═════ Given records ═════

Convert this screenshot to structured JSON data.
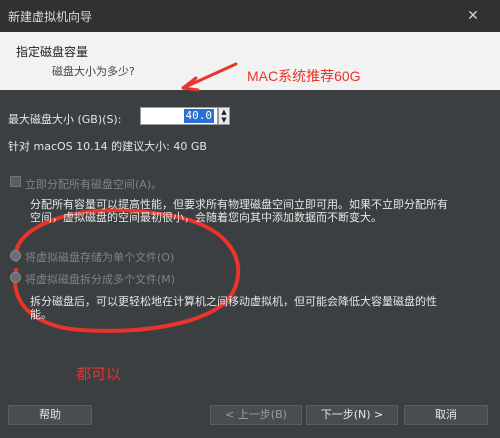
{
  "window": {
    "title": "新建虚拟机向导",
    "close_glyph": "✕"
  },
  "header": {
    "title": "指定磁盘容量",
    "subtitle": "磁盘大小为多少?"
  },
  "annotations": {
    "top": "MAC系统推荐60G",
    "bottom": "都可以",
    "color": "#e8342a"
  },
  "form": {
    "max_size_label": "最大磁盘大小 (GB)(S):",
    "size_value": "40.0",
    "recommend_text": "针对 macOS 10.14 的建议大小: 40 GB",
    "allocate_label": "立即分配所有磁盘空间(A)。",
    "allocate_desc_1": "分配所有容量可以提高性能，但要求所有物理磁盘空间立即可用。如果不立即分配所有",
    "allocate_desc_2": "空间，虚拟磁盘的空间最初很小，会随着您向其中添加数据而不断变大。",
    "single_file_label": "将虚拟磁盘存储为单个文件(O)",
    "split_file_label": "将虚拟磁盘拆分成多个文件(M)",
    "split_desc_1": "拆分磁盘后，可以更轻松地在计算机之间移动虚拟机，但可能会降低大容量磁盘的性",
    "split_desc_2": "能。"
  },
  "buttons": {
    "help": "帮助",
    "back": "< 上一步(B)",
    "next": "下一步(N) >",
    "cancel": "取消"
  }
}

═════

The problem:
Your task is to transcribe all of the records precisely, with no images included.

Solution:
Convert this screenshot to structured JSON data.
{
  "window": {
    "title": "新建虚拟机向导",
    "close_glyph": "✕"
  },
  "header": {
    "title": "指定磁盘容量",
    "subtitle": "磁盘大小为多少?"
  },
  "annotations": {
    "top": "MAC系统推荐60G",
    "bottom": "都可以",
    "color": "#e8342a"
  },
  "form": {
    "max_size_label": "最大磁盘大小 (GB)(S):",
    "size_value": "40.0",
    "recommend_text": "针对 macOS 10.14 的建议大小: 40 GB",
    "allocate_label": "立即分配所有磁盘空间(A)。",
    "allocate_desc_1": "分配所有容量可以提高性能，但要求所有物理磁盘空间立即可用。如果不立即分配所有",
    "allocate_desc_2": "空间，虚拟磁盘的空间最初很小，会随着您向其中添加数据而不断变大。",
    "single_file_label": "将虚拟磁盘存储为单个文件(O)",
    "split_file_label": "将虚拟磁盘拆分成多个文件(M)",
    "split_desc_1": "拆分磁盘后，可以更轻松地在计算机之间移动虚拟机，但可能会降低大容量磁盘的性",
    "split_desc_2": "能。"
  },
  "buttons": {
    "help": "帮助",
    "back": "< 上一步(B)",
    "next": "下一步(N) >",
    "cancel": "取消"
  }
}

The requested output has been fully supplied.